**MATERIAL FOR THIS EXERCISE**.
-=-=-=-=-

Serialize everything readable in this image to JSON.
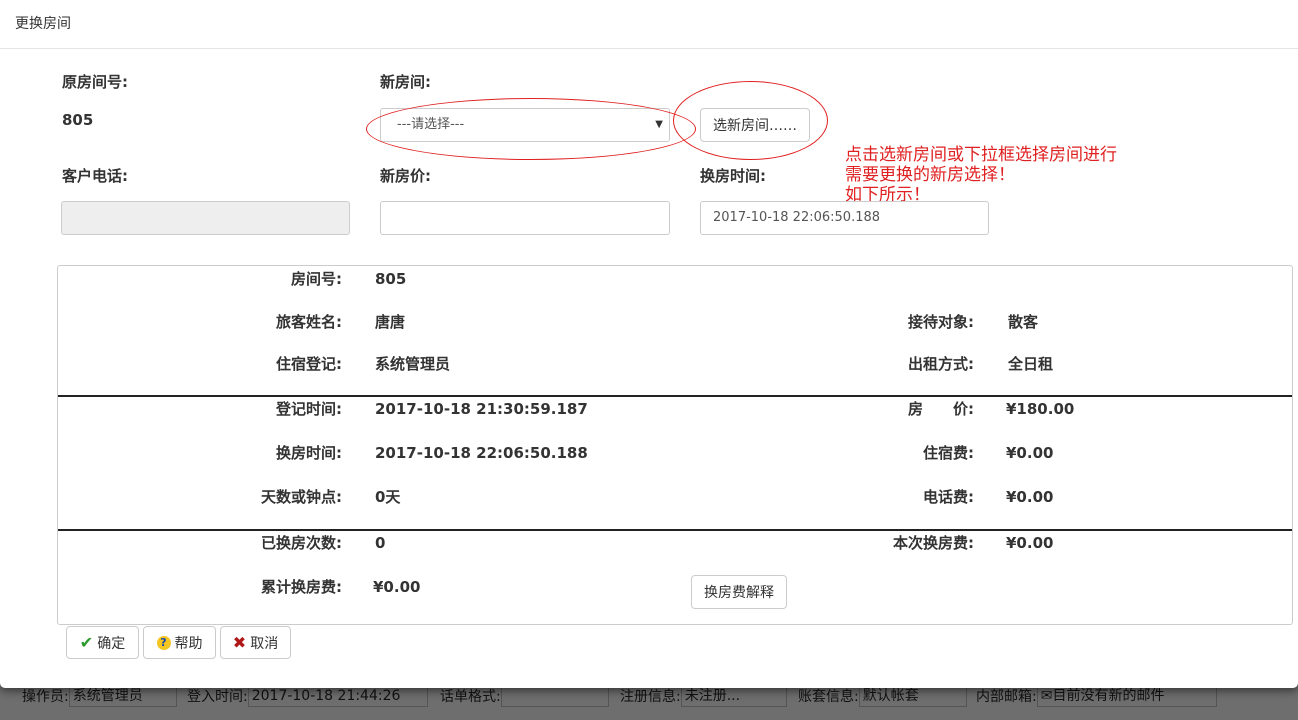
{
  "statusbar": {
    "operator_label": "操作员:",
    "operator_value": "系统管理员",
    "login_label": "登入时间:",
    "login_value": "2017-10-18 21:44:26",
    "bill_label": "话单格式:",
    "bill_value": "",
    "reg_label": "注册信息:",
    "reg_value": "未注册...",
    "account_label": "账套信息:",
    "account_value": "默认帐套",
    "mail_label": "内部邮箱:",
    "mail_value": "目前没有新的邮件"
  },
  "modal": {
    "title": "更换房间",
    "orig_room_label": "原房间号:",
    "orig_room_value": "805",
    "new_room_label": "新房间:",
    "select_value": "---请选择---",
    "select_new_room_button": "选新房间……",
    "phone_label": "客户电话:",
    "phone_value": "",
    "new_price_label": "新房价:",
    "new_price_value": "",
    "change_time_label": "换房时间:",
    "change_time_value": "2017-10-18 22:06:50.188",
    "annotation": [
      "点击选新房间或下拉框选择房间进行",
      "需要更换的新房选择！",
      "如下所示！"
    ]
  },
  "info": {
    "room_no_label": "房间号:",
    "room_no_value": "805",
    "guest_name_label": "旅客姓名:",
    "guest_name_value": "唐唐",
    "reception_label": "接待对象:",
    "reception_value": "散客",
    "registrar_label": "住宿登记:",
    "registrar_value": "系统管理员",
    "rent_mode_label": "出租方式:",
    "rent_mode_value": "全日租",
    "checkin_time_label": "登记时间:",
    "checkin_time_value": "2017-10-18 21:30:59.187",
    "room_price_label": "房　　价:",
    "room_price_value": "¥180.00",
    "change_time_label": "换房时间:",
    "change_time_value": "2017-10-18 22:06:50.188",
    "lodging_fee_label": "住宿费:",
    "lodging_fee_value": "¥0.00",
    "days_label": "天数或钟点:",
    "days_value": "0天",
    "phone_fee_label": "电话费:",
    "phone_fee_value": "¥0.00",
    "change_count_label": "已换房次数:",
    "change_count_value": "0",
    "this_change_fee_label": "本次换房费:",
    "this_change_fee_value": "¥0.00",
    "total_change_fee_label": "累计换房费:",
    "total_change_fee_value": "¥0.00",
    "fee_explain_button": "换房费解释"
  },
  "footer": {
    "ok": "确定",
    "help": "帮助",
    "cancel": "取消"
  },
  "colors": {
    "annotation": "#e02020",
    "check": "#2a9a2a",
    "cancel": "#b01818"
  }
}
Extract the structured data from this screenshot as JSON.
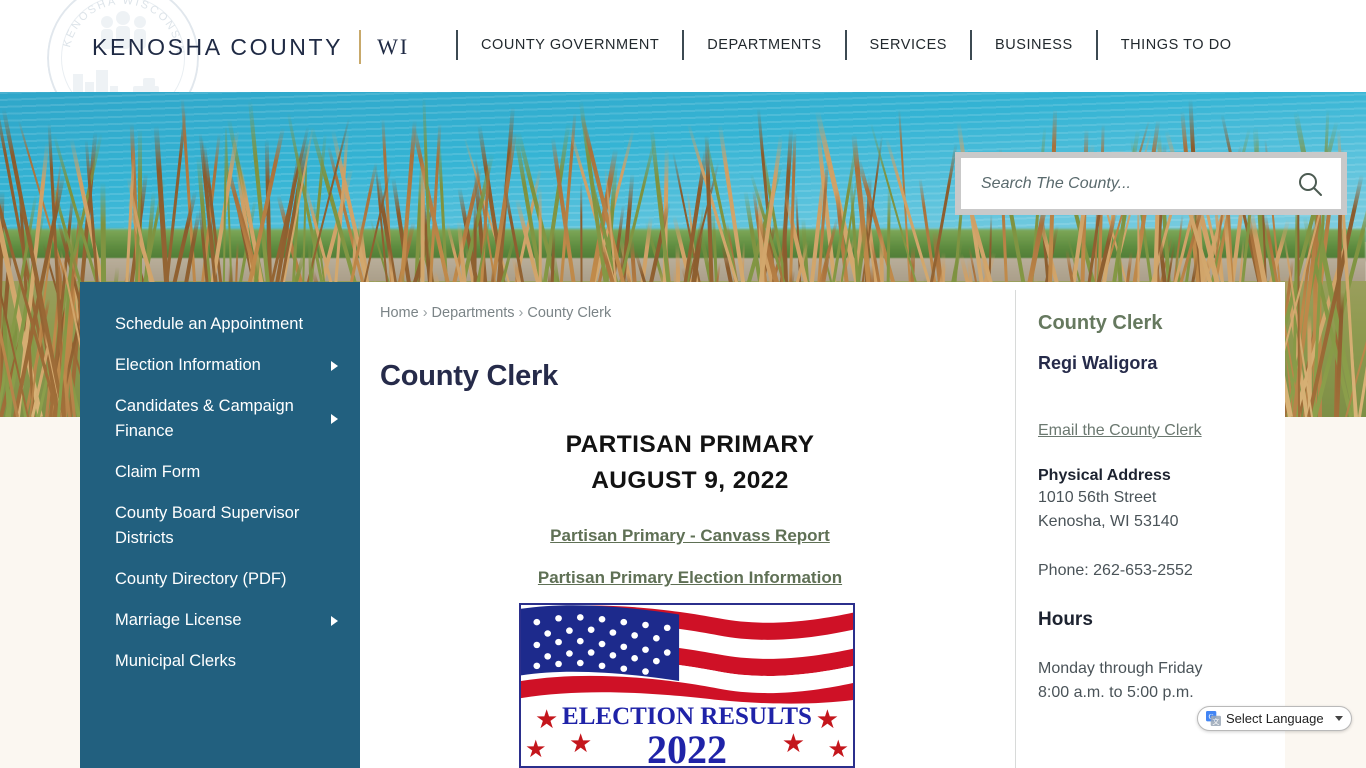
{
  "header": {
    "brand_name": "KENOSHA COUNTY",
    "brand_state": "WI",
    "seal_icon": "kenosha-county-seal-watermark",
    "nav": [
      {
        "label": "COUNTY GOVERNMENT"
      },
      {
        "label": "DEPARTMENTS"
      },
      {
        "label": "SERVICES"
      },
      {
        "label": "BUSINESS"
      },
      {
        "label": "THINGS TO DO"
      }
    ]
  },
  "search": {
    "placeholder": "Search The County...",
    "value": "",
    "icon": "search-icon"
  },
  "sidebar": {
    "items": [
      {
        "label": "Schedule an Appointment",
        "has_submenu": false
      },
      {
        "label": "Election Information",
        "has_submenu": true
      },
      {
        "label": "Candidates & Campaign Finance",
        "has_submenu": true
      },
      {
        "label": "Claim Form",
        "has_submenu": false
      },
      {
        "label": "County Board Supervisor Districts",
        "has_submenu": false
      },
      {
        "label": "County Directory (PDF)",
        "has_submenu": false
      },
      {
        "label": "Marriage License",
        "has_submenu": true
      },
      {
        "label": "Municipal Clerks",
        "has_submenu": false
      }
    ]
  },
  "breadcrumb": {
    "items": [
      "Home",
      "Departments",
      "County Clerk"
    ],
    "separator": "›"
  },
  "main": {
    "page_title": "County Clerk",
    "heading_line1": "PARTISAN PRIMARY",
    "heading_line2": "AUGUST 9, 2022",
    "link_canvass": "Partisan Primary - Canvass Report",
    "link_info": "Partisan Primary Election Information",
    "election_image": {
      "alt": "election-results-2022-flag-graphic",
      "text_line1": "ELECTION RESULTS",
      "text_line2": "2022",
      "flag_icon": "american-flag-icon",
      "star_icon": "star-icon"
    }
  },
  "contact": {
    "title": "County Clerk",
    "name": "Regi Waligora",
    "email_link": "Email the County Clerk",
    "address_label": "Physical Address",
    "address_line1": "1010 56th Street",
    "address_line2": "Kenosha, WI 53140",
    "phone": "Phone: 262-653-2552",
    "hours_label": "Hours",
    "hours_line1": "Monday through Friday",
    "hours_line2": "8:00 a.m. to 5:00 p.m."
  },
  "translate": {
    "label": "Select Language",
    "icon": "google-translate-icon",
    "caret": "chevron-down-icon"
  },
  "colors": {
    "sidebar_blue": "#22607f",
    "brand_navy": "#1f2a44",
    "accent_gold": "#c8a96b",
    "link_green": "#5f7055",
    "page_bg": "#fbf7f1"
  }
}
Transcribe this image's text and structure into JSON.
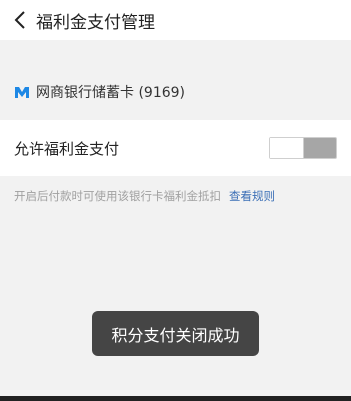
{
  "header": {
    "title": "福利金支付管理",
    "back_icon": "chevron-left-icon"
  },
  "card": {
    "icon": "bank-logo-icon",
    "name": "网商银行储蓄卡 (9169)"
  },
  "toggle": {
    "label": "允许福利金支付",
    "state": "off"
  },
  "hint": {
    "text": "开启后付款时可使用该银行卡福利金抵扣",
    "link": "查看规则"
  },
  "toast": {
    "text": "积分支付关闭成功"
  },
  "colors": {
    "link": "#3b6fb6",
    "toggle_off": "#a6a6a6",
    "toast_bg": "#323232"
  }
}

-=-=-=-=-

**GIVEN TASK**. Each entry above should be reproduced exactly, with the pictures removed.

**CORRECT RESPONSE**.
Serialize everything readable in this image to JSON.
{
  "statusbar": {
    "operator_label": "操作员:",
    "operator_value": "系统管理员",
    "login_label": "登入时间:",
    "login_value": "2017-10-18 21:44:26",
    "bill_label": "话单格式:",
    "bill_value": "",
    "reg_label": "注册信息:",
    "reg_value": "未注册...",
    "account_label": "账套信息:",
    "account_value": "默认帐套",
    "mail_label": "内部邮箱:",
    "mail_value": "目前没有新的邮件"
  },
  "modal": {
    "title": "更换房间",
    "orig_room_label": "原房间号:",
    "orig_room_value": "805",
    "new_room_label": "新房间:",
    "select_value": "---请选择---",
    "select_new_room_button": "选新房间……",
    "phone_label": "客户电话:",
    "phone_value": "",
    "new_price_label": "新房价:",
    "new_price_value": "",
    "change_time_label": "换房时间:",
    "change_time_value": "2017-10-18 22:06:50.188",
    "annotation": [
      "点击选新房间或下拉框选择房间进行",
      "需要更换的新房选择！",
      "如下所示！"
    ]
  },
  "info": {
    "room_no_label": "房间号:",
    "room_no_value": "805",
    "guest_name_label": "旅客姓名:",
    "guest_name_value": "唐唐",
    "reception_label": "接待对象:",
    "reception_value": "散客",
    "registrar_label": "住宿登记:",
    "registrar_value": "系统管理员",
    "rent_mode_label": "出租方式:",
    "rent_mode_value": "全日租",
    "checkin_time_label": "登记时间:",
    "checkin_time_value": "2017-10-18 21:30:59.187",
    "room_price_label": "房　　价:",
    "room_price_value": "¥180.00",
    "change_time_label": "换房时间:",
    "change_time_value": "2017-10-18 22:06:50.188",
    "lodging_fee_label": "住宿费:",
    "lodging_fee_value": "¥0.00",
    "days_label": "天数或钟点:",
    "days_value": "0天",
    "phone_fee_label": "电话费:",
    "phone_fee_value": "¥0.00",
    "change_count_label": "已换房次数:",
    "change_count_value": "0",
    "this_change_fee_label": "本次换房费:",
    "this_change_fee_value": "¥0.00",
    "total_change_fee_label": "累计换房费:",
    "total_change_fee_value": "¥0.00",
    "fee_explain_button": "换房费解释"
  },
  "footer": {
    "ok": "确定",
    "help": "帮助",
    "cancel": "取消"
  },
  "colors": {
    "annotation": "#e02020",
    "check": "#2a9a2a",
    "cancel": "#b01818"
  }
}
Extract the structured data from this screenshot as JSON.
{
  "header": {
    "brand_name": "KENOSHA COUNTY",
    "brand_state": "WI",
    "seal_icon": "kenosha-county-seal-watermark",
    "nav": [
      {
        "label": "COUNTY GOVERNMENT"
      },
      {
        "label": "DEPARTMENTS"
      },
      {
        "label": "SERVICES"
      },
      {
        "label": "BUSINESS"
      },
      {
        "label": "THINGS TO DO"
      }
    ]
  },
  "search": {
    "placeholder": "Search The County...",
    "value": "",
    "icon": "search-icon"
  },
  "sidebar": {
    "items": [
      {
        "label": "Schedule an Appointment",
        "has_submenu": false
      },
      {
        "label": "Election Information",
        "has_submenu": true
      },
      {
        "label": "Candidates & Campaign Finance",
        "has_submenu": true
      },
      {
        "label": "Claim Form",
        "has_submenu": false
      },
      {
        "label": "County Board Supervisor Districts",
        "has_submenu": false
      },
      {
        "label": "County Directory (PDF)",
        "has_submenu": false
      },
      {
        "label": "Marriage License",
        "has_submenu": true
      },
      {
        "label": "Municipal Clerks",
        "has_submenu": false
      }
    ]
  },
  "breadcrumb": {
    "items": [
      "Home",
      "Departments",
      "County Clerk"
    ],
    "separator": "›"
  },
  "main": {
    "page_title": "County Clerk",
    "heading_line1": "PARTISAN PRIMARY",
    "heading_line2": "AUGUST 9, 2022",
    "link_canvass": "Partisan Primary - Canvass Report",
    "link_info": "Partisan Primary Election Information",
    "election_image": {
      "alt": "election-results-2022-flag-graphic",
      "text_line1": "ELECTION RESULTS",
      "text_line2": "2022",
      "flag_icon": "american-flag-icon",
      "star_icon": "star-icon"
    }
  },
  "contact": {
    "title": "County Clerk",
    "name": "Regi Waligora",
    "email_link": "Email the County Clerk",
    "address_label": "Physical Address",
    "address_line1": "1010 56th Street",
    "address_line2": "Kenosha, WI 53140",
    "phone": "Phone: 262-653-2552",
    "hours_label": "Hours",
    "hours_line1": "Monday through Friday",
    "hours_line2": "8:00 a.m. to 5:00 p.m."
  },
  "translate": {
    "label": "Select Language",
    "icon": "google-translate-icon",
    "caret": "chevron-down-icon"
  },
  "colors": {
    "sidebar_blue": "#22607f",
    "brand_navy": "#1f2a44",
    "accent_gold": "#c8a96b",
    "link_green": "#5f7055",
    "page_bg": "#fbf7f1"
  }
}
Transcribe this image's text and structure into JSON.
{
  "header": {
    "title": "福利金支付管理",
    "back_icon": "chevron-left-icon"
  },
  "card": {
    "icon": "bank-logo-icon",
    "name": "网商银行储蓄卡 (9169)"
  },
  "toggle": {
    "label": "允许福利金支付",
    "state": "off"
  },
  "hint": {
    "text": "开启后付款时可使用该银行卡福利金抵扣",
    "link": "查看规则"
  },
  "toast": {
    "text": "积分支付关闭成功"
  },
  "colors": {
    "link": "#3b6fb6",
    "toggle_off": "#a6a6a6",
    "toast_bg": "#323232"
  }
}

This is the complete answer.